■ **Exercise requirements**
Return each line of the data below exactly, omitting any pictures.
++++ Recorded information
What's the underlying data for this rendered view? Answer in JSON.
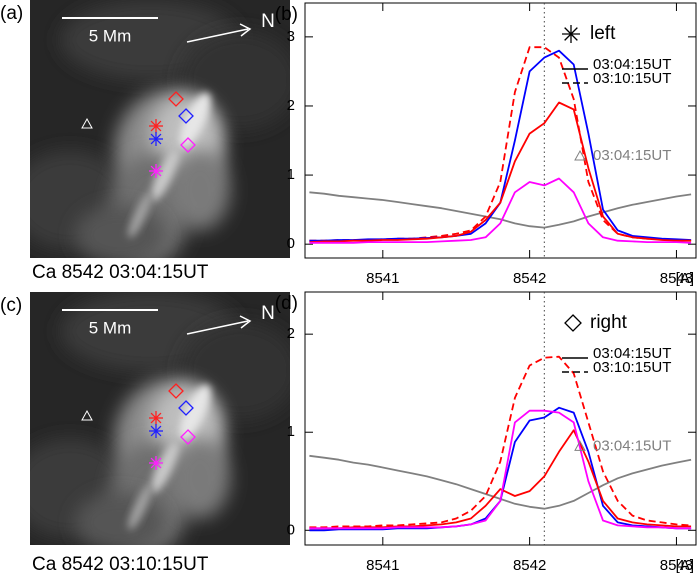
{
  "images": [
    {
      "panel_label": "(a)",
      "caption": "Ca 8542 03:04:15UT",
      "scale": "5 Mm",
      "north": "N"
    },
    {
      "panel_label": "(c)",
      "caption": "Ca 8542 03:10:15UT",
      "scale": "5 Mm",
      "north": "N"
    }
  ],
  "chart_data": [
    {
      "type": "line",
      "panel_label": "(b)",
      "xlabel": "[A]",
      "x": [
        8540.5,
        8540.6,
        8540.7,
        8540.8,
        8540.9,
        8541.0,
        8541.1,
        8541.2,
        8541.3,
        8541.4,
        8541.5,
        8541.6,
        8541.7,
        8541.8,
        8541.9,
        8542.0,
        8542.1,
        8542.2,
        8542.3,
        8542.4,
        8542.5,
        8542.6,
        8542.7,
        8542.8,
        8542.9,
        8543.0,
        8543.1
      ],
      "xlim": [
        8540.47,
        8543.14
      ],
      "xticks": [
        8541,
        8542,
        8543
      ],
      "ylim": [
        -0.2,
        3.49
      ],
      "yticks": [
        0,
        1,
        2,
        3
      ],
      "vline": 8542.1,
      "legend": {
        "title": "left",
        "symbol": "asterisk",
        "entries": [
          {
            "label": "03:04:15UT",
            "dash": "solid"
          },
          {
            "label": "03:10:15UT",
            "dash": "dashed"
          }
        ],
        "background_label": "03:04:15UT"
      },
      "series": [
        {
          "color": "#808080",
          "dash": "solid",
          "values": [
            0.75,
            0.73,
            0.7,
            0.68,
            0.66,
            0.64,
            0.61,
            0.58,
            0.55,
            0.52,
            0.48,
            0.44,
            0.4,
            0.36,
            0.3,
            0.26,
            0.24,
            0.28,
            0.33,
            0.4,
            0.46,
            0.52,
            0.57,
            0.61,
            0.65,
            0.69,
            0.72
          ]
        },
        {
          "color": "#ff0000",
          "dash": "dashed",
          "values": [
            0.05,
            0.05,
            0.06,
            0.06,
            0.06,
            0.07,
            0.08,
            0.08,
            0.1,
            0.12,
            0.15,
            0.2,
            0.4,
            0.9,
            2.2,
            2.85,
            2.85,
            2.7,
            2.1,
            0.9,
            0.35,
            0.15,
            0.1,
            0.08,
            0.07,
            0.06,
            0.05
          ]
        },
        {
          "color": "#0000ff",
          "dash": "solid",
          "values": [
            0.05,
            0.05,
            0.06,
            0.06,
            0.07,
            0.07,
            0.08,
            0.08,
            0.09,
            0.1,
            0.12,
            0.15,
            0.3,
            0.6,
            1.5,
            2.5,
            2.7,
            2.8,
            2.6,
            1.6,
            0.5,
            0.2,
            0.12,
            0.1,
            0.08,
            0.07,
            0.06
          ]
        },
        {
          "color": "#ff0000",
          "dash": "solid",
          "values": [
            0.03,
            0.04,
            0.04,
            0.05,
            0.05,
            0.06,
            0.06,
            0.07,
            0.08,
            0.1,
            0.12,
            0.18,
            0.35,
            0.6,
            1.2,
            1.6,
            1.75,
            2.05,
            1.95,
            1.1,
            0.4,
            0.15,
            0.1,
            0.08,
            0.06,
            0.05,
            0.05
          ]
        },
        {
          "color": "#ff00ff",
          "dash": "solid",
          "values": [
            0.02,
            0.02,
            0.02,
            0.02,
            0.03,
            0.03,
            0.03,
            0.03,
            0.03,
            0.04,
            0.05,
            0.06,
            0.1,
            0.3,
            0.75,
            0.9,
            0.85,
            0.95,
            0.75,
            0.3,
            0.1,
            0.05,
            0.04,
            0.03,
            0.03,
            0.03,
            0.02
          ]
        }
      ]
    },
    {
      "type": "line",
      "panel_label": "(d)",
      "xlabel": "[A]",
      "x": [
        8540.5,
        8540.6,
        8540.7,
        8540.8,
        8540.9,
        8541.0,
        8541.1,
        8541.2,
        8541.3,
        8541.4,
        8541.5,
        8541.6,
        8541.7,
        8541.8,
        8541.9,
        8542.0,
        8542.1,
        8542.2,
        8542.3,
        8542.4,
        8542.5,
        8542.6,
        8542.7,
        8542.8,
        8542.9,
        8543.0,
        8543.1
      ],
      "xlim": [
        8540.47,
        8543.14
      ],
      "xticks": [
        8541,
        8542,
        8543
      ],
      "ylim": [
        -0.15,
        2.43
      ],
      "yticks": [
        0,
        1,
        2
      ],
      "vline": 8542.1,
      "legend": {
        "title": "right",
        "symbol": "diamond",
        "entries": [
          {
            "label": "03:04:15UT",
            "dash": "solid"
          },
          {
            "label": "03:10:15UT",
            "dash": "dashed"
          }
        ],
        "background_label": "03:04:15UT"
      },
      "series": [
        {
          "color": "#808080",
          "dash": "solid",
          "values": [
            0.76,
            0.74,
            0.72,
            0.69,
            0.67,
            0.64,
            0.61,
            0.58,
            0.55,
            0.51,
            0.47,
            0.42,
            0.37,
            0.32,
            0.27,
            0.24,
            0.22,
            0.25,
            0.3,
            0.38,
            0.46,
            0.53,
            0.58,
            0.62,
            0.66,
            0.69,
            0.72
          ]
        },
        {
          "color": "#ff0000",
          "dash": "dashed",
          "values": [
            0.03,
            0.03,
            0.04,
            0.04,
            0.04,
            0.05,
            0.05,
            0.06,
            0.07,
            0.08,
            0.12,
            0.2,
            0.35,
            0.7,
            1.35,
            1.68,
            1.76,
            1.77,
            1.6,
            1.1,
            0.6,
            0.3,
            0.15,
            0.1,
            0.08,
            0.06,
            0.05
          ]
        },
        {
          "color": "#0000ff",
          "dash": "solid",
          "values": [
            0.0,
            0.0,
            0.01,
            0.01,
            0.01,
            0.01,
            0.02,
            0.02,
            0.02,
            0.03,
            0.04,
            0.06,
            0.12,
            0.3,
            0.9,
            1.12,
            1.15,
            1.25,
            1.2,
            0.8,
            0.25,
            0.08,
            0.05,
            0.04,
            0.03,
            0.02,
            0.02
          ]
        },
        {
          "color": "#ff0000",
          "dash": "solid",
          "values": [
            0.02,
            0.02,
            0.02,
            0.03,
            0.03,
            0.03,
            0.04,
            0.04,
            0.05,
            0.06,
            0.08,
            0.12,
            0.25,
            0.42,
            0.35,
            0.4,
            0.55,
            0.8,
            1.02,
            0.7,
            0.3,
            0.12,
            0.08,
            0.06,
            0.05,
            0.04,
            0.04
          ]
        },
        {
          "color": "#ff00ff",
          "dash": "solid",
          "values": [
            0.02,
            0.02,
            0.02,
            0.02,
            0.02,
            0.02,
            0.03,
            0.03,
            0.03,
            0.03,
            0.04,
            0.06,
            0.1,
            0.3,
            1.1,
            1.22,
            1.22,
            1.2,
            1.1,
            0.5,
            0.1,
            0.05,
            0.04,
            0.03,
            0.03,
            0.02,
            0.02
          ]
        }
      ]
    }
  ]
}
++++++++
■ **Written solution**
What's the underlying data for this rendered view? Answer in JSON.
{
  "images": [
    {
      "panel_label": "(a)",
      "caption": "Ca 8542 03:04:15UT",
      "scale": "5 Mm",
      "north": "N"
    },
    {
      "panel_label": "(c)",
      "caption": "Ca 8542 03:10:15UT",
      "scale": "5 Mm",
      "north": "N"
    }
  ],
  "chart_data": [
    {
      "type": "line",
      "panel_label": "(b)",
      "xlabel": "[A]",
      "x": [
        8540.5,
        8540.6,
        8540.7,
        8540.8,
        8540.9,
        8541.0,
        8541.1,
        8541.2,
        8541.3,
        8541.4,
        8541.5,
        8541.6,
        8541.7,
        8541.8,
        8541.9,
        8542.0,
        8542.1,
        8542.2,
        8542.3,
        8542.4,
        8542.5,
        8542.6,
        8542.7,
        8542.8,
        8542.9,
        8543.0,
        8543.1
      ],
      "xlim": [
        8540.47,
        8543.14
      ],
      "xticks": [
        8541,
        8542,
        8543
      ],
      "ylim": [
        -0.2,
        3.49
      ],
      "yticks": [
        0,
        1,
        2,
        3
      ],
      "vline": 8542.1,
      "legend": {
        "title": "left",
        "symbol": "asterisk",
        "entries": [
          {
            "label": "03:04:15UT",
            "dash": "solid"
          },
          {
            "label": "03:10:15UT",
            "dash": "dashed"
          }
        ],
        "background_label": "03:04:15UT"
      },
      "series": [
        {
          "color": "#808080",
          "dash": "solid",
          "values": [
            0.75,
            0.73,
            0.7,
            0.68,
            0.66,
            0.64,
            0.61,
            0.58,
            0.55,
            0.52,
            0.48,
            0.44,
            0.4,
            0.36,
            0.3,
            0.26,
            0.24,
            0.28,
            0.33,
            0.4,
            0.46,
            0.52,
            0.57,
            0.61,
            0.65,
            0.69,
            0.72
          ]
        },
        {
          "color": "#ff0000",
          "dash": "dashed",
          "values": [
            0.05,
            0.05,
            0.06,
            0.06,
            0.06,
            0.07,
            0.08,
            0.08,
            0.1,
            0.12,
            0.15,
            0.2,
            0.4,
            0.9,
            2.2,
            2.85,
            2.85,
            2.7,
            2.1,
            0.9,
            0.35,
            0.15,
            0.1,
            0.08,
            0.07,
            0.06,
            0.05
          ]
        },
        {
          "color": "#0000ff",
          "dash": "solid",
          "values": [
            0.05,
            0.05,
            0.06,
            0.06,
            0.07,
            0.07,
            0.08,
            0.08,
            0.09,
            0.1,
            0.12,
            0.15,
            0.3,
            0.6,
            1.5,
            2.5,
            2.7,
            2.8,
            2.6,
            1.6,
            0.5,
            0.2,
            0.12,
            0.1,
            0.08,
            0.07,
            0.06
          ]
        },
        {
          "color": "#ff0000",
          "dash": "solid",
          "values": [
            0.03,
            0.04,
            0.04,
            0.05,
            0.05,
            0.06,
            0.06,
            0.07,
            0.08,
            0.1,
            0.12,
            0.18,
            0.35,
            0.6,
            1.2,
            1.6,
            1.75,
            2.05,
            1.95,
            1.1,
            0.4,
            0.15,
            0.1,
            0.08,
            0.06,
            0.05,
            0.05
          ]
        },
        {
          "color": "#ff00ff",
          "dash": "solid",
          "values": [
            0.02,
            0.02,
            0.02,
            0.02,
            0.03,
            0.03,
            0.03,
            0.03,
            0.03,
            0.04,
            0.05,
            0.06,
            0.1,
            0.3,
            0.75,
            0.9,
            0.85,
            0.95,
            0.75,
            0.3,
            0.1,
            0.05,
            0.04,
            0.03,
            0.03,
            0.03,
            0.02
          ]
        }
      ]
    },
    {
      "type": "line",
      "panel_label": "(d)",
      "xlabel": "[A]",
      "x": [
        8540.5,
        8540.6,
        8540.7,
        8540.8,
        8540.9,
        8541.0,
        8541.1,
        8541.2,
        8541.3,
        8541.4,
        8541.5,
        8541.6,
        8541.7,
        8541.8,
        8541.9,
        8542.0,
        8542.1,
        8542.2,
        8542.3,
        8542.4,
        8542.5,
        8542.6,
        8542.7,
        8542.8,
        8542.9,
        8543.0,
        8543.1
      ],
      "xlim": [
        8540.47,
        8543.14
      ],
      "xticks": [
        8541,
        8542,
        8543
      ],
      "ylim": [
        -0.15,
        2.43
      ],
      "yticks": [
        0,
        1,
        2
      ],
      "vline": 8542.1,
      "legend": {
        "title": "right",
        "symbol": "diamond",
        "entries": [
          {
            "label": "03:04:15UT",
            "dash": "solid"
          },
          {
            "label": "03:10:15UT",
            "dash": "dashed"
          }
        ],
        "background_label": "03:04:15UT"
      },
      "series": [
        {
          "color": "#808080",
          "dash": "solid",
          "values": [
            0.76,
            0.74,
            0.72,
            0.69,
            0.67,
            0.64,
            0.61,
            0.58,
            0.55,
            0.51,
            0.47,
            0.42,
            0.37,
            0.32,
            0.27,
            0.24,
            0.22,
            0.25,
            0.3,
            0.38,
            0.46,
            0.53,
            0.58,
            0.62,
            0.66,
            0.69,
            0.72
          ]
        },
        {
          "color": "#ff0000",
          "dash": "dashed",
          "values": [
            0.03,
            0.03,
            0.04,
            0.04,
            0.04,
            0.05,
            0.05,
            0.06,
            0.07,
            0.08,
            0.12,
            0.2,
            0.35,
            0.7,
            1.35,
            1.68,
            1.76,
            1.77,
            1.6,
            1.1,
            0.6,
            0.3,
            0.15,
            0.1,
            0.08,
            0.06,
            0.05
          ]
        },
        {
          "color": "#0000ff",
          "dash": "solid",
          "values": [
            0.0,
            0.0,
            0.01,
            0.01,
            0.01,
            0.01,
            0.02,
            0.02,
            0.02,
            0.03,
            0.04,
            0.06,
            0.12,
            0.3,
            0.9,
            1.12,
            1.15,
            1.25,
            1.2,
            0.8,
            0.25,
            0.08,
            0.05,
            0.04,
            0.03,
            0.02,
            0.02
          ]
        },
        {
          "color": "#ff0000",
          "dash": "solid",
          "values": [
            0.02,
            0.02,
            0.02,
            0.03,
            0.03,
            0.03,
            0.04,
            0.04,
            0.05,
            0.06,
            0.08,
            0.12,
            0.25,
            0.42,
            0.35,
            0.4,
            0.55,
            0.8,
            1.02,
            0.7,
            0.3,
            0.12,
            0.08,
            0.06,
            0.05,
            0.04,
            0.04
          ]
        },
        {
          "color": "#ff00ff",
          "dash": "solid",
          "values": [
            0.02,
            0.02,
            0.02,
            0.02,
            0.02,
            0.02,
            0.03,
            0.03,
            0.03,
            0.03,
            0.04,
            0.06,
            0.1,
            0.3,
            1.1,
            1.22,
            1.22,
            1.2,
            1.1,
            0.5,
            0.1,
            0.05,
            0.04,
            0.03,
            0.03,
            0.02,
            0.02
          ]
        }
      ]
    }
  ]
}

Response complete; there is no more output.